[Data records]

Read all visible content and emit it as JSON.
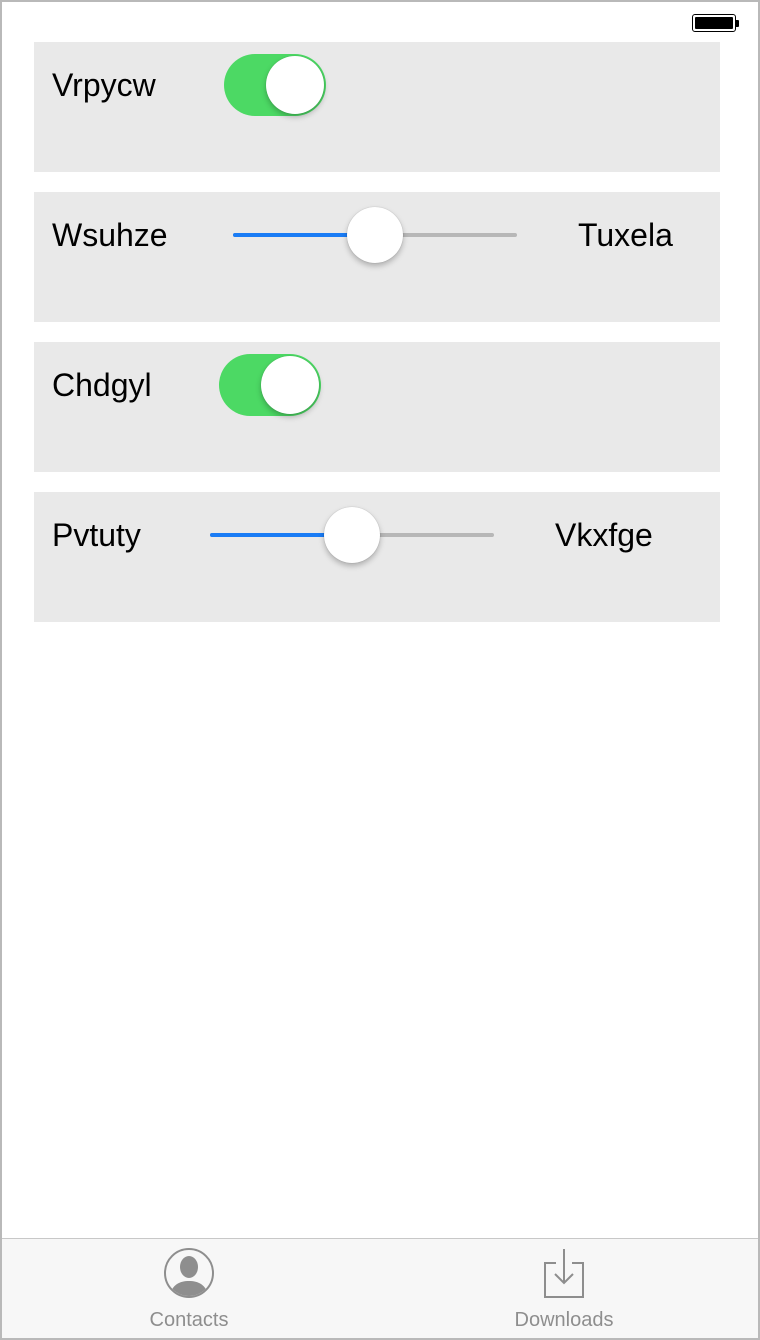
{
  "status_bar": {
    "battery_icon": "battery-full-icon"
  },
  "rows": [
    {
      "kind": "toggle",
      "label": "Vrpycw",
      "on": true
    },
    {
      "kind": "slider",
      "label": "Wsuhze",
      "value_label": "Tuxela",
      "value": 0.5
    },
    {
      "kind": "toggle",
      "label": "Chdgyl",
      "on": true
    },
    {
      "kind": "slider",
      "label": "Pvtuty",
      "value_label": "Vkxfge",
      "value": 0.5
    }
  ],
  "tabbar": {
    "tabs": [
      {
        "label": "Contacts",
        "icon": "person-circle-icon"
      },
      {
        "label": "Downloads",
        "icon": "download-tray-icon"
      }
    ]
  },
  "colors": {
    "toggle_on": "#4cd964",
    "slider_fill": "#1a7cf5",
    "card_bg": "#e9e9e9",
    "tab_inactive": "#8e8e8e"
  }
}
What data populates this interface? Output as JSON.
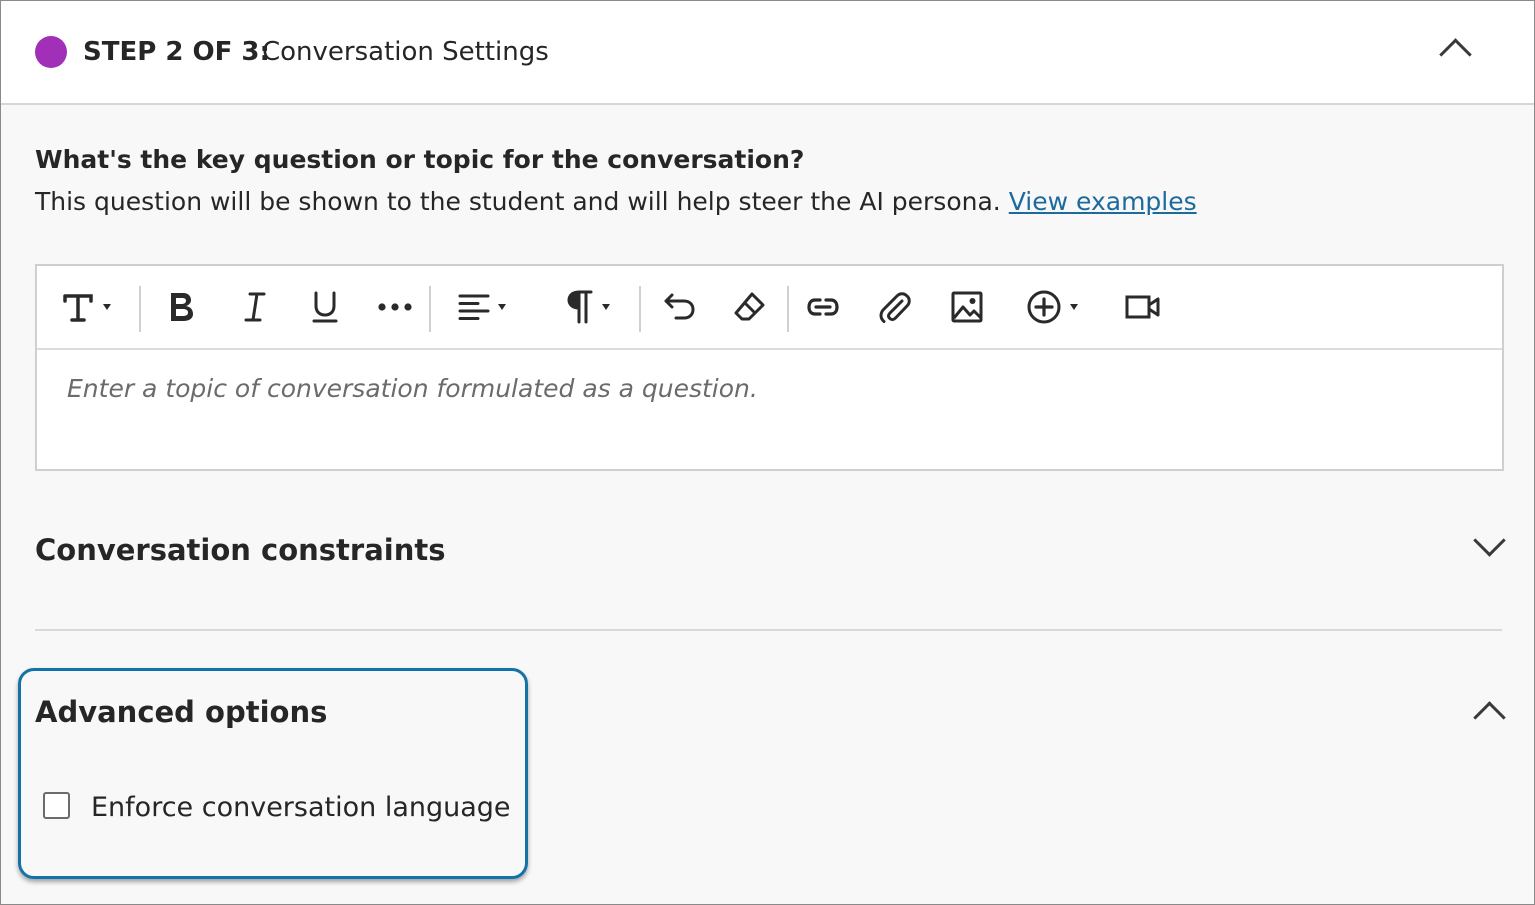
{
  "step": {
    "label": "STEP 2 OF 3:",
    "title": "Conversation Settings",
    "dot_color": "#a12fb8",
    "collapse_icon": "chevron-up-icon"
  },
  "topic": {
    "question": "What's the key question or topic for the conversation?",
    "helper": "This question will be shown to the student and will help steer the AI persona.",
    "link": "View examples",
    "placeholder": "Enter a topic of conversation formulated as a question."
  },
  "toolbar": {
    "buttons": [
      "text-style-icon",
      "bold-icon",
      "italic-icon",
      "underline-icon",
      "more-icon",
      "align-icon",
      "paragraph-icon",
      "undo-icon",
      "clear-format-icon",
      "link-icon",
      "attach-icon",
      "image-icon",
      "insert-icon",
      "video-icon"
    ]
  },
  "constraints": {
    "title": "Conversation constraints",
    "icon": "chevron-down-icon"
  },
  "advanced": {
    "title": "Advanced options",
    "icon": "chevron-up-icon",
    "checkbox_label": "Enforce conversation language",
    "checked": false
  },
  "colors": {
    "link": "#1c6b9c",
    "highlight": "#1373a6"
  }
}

Required work: From the line containing "What data populates" down to the last line of the data, print every line exactly and nothing else. Pictures stay out of the copy.

Response to the exercise:
What data populates this interface? Output as JSON.
{
  "step": {
    "label": "STEP 2 OF 3:",
    "title": "Conversation Settings",
    "dot_color": "#a12fb8",
    "collapse_icon": "chevron-up-icon"
  },
  "topic": {
    "question": "What's the key question or topic for the conversation?",
    "helper": "This question will be shown to the student and will help steer the AI persona.",
    "link": "View examples",
    "placeholder": "Enter a topic of conversation formulated as a question."
  },
  "toolbar": {
    "buttons": [
      "text-style-icon",
      "bold-icon",
      "italic-icon",
      "underline-icon",
      "more-icon",
      "align-icon",
      "paragraph-icon",
      "undo-icon",
      "clear-format-icon",
      "link-icon",
      "attach-icon",
      "image-icon",
      "insert-icon",
      "video-icon"
    ]
  },
  "constraints": {
    "title": "Conversation constraints",
    "icon": "chevron-down-icon"
  },
  "advanced": {
    "title": "Advanced options",
    "icon": "chevron-up-icon",
    "checkbox_label": "Enforce conversation language",
    "checked": false
  },
  "colors": {
    "link": "#1c6b9c",
    "highlight": "#1373a6"
  }
}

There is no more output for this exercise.